> [THE TASK]
Find the lines holding the string "Cuál" in the data, then copy all of them.

> [Recorded data]
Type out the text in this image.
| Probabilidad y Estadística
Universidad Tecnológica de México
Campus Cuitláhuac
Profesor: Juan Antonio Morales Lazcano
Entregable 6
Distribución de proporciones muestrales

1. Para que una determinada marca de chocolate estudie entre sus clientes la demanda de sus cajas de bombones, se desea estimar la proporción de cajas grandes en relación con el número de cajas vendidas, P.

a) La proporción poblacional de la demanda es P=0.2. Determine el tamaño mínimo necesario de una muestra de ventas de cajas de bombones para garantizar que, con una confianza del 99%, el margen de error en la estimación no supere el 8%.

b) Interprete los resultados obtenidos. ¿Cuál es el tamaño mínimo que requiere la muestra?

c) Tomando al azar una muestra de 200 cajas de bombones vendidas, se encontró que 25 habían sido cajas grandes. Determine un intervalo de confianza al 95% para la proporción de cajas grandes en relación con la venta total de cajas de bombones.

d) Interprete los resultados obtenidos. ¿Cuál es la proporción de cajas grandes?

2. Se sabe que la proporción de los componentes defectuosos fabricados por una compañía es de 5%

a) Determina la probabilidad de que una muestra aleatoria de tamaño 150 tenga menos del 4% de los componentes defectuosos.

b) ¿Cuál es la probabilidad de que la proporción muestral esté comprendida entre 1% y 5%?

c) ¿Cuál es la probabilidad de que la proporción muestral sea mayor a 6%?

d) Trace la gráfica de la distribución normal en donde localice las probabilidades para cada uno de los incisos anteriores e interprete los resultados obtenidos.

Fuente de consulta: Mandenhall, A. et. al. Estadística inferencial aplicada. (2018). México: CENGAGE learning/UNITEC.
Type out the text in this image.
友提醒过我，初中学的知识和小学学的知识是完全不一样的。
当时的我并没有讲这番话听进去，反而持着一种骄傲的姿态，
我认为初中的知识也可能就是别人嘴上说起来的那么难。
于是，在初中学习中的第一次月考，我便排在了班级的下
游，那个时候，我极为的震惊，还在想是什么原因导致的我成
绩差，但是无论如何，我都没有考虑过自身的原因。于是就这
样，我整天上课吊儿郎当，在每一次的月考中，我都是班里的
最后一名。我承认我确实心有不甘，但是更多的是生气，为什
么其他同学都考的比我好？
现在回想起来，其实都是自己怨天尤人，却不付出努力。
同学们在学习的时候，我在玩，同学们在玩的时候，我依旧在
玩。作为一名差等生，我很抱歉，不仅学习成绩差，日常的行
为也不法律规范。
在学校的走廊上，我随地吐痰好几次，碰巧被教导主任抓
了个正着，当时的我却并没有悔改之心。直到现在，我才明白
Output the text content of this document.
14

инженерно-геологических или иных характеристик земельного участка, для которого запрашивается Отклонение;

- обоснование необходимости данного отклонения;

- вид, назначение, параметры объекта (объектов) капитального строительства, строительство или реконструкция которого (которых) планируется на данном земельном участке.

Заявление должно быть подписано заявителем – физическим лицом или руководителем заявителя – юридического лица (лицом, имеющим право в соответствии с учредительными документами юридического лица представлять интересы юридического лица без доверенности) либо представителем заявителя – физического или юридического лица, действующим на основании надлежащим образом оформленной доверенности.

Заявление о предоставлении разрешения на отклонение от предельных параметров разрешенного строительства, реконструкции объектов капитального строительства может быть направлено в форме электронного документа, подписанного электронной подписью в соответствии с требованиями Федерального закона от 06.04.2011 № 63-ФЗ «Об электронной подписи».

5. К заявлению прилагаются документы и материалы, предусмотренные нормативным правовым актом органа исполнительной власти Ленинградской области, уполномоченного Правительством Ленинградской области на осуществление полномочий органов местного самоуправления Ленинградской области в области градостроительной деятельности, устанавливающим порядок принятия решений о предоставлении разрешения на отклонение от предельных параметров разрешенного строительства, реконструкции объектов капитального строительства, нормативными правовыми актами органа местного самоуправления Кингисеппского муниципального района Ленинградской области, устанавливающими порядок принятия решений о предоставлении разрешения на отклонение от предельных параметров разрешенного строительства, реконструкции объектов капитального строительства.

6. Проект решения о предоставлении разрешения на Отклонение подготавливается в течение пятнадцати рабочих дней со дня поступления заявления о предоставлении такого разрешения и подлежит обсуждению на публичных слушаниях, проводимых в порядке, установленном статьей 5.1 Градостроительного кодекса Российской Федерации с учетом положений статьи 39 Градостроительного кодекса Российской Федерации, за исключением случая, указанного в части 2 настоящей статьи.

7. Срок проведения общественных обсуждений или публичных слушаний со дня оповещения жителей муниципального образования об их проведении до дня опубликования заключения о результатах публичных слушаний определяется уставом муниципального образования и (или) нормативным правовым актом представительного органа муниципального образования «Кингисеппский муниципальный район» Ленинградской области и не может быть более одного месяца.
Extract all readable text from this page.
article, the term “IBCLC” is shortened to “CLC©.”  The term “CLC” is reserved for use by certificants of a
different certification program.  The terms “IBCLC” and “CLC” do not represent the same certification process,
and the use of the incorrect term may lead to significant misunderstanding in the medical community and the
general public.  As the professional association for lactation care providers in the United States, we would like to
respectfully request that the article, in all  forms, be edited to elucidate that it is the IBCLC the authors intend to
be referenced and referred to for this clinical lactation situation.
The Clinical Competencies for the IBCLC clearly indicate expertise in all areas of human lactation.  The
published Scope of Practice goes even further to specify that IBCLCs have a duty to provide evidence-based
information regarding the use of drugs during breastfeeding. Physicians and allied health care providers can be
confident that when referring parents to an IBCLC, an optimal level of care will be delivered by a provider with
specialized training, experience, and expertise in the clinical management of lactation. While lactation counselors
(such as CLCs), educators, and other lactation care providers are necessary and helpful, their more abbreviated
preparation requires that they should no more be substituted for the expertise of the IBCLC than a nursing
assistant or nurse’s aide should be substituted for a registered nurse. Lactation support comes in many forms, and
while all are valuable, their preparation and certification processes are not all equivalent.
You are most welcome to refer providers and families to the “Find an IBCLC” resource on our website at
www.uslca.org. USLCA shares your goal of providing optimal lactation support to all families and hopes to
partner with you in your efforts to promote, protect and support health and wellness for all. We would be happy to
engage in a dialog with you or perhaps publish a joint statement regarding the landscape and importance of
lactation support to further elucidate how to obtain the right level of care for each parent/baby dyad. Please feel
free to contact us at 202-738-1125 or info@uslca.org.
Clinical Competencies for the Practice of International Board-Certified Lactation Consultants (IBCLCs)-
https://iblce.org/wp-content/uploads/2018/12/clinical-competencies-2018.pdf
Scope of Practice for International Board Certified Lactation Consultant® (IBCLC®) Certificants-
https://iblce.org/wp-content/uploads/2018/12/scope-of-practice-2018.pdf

> [RESULT]
b) Interprete los resultados obtenidos. ¿Cuál es el tamaño mínimo que requiere la muestra?
d) Interprete los resultados obtenidos. ¿Cuál es la proporción de cajas grandes?
b) ¿Cuál es la probabilidad de que la proporción muestral esté comprendida entre 1% y 5%?
c) ¿Cuál es la probabilidad de que la proporción muestral sea mayor a 6%?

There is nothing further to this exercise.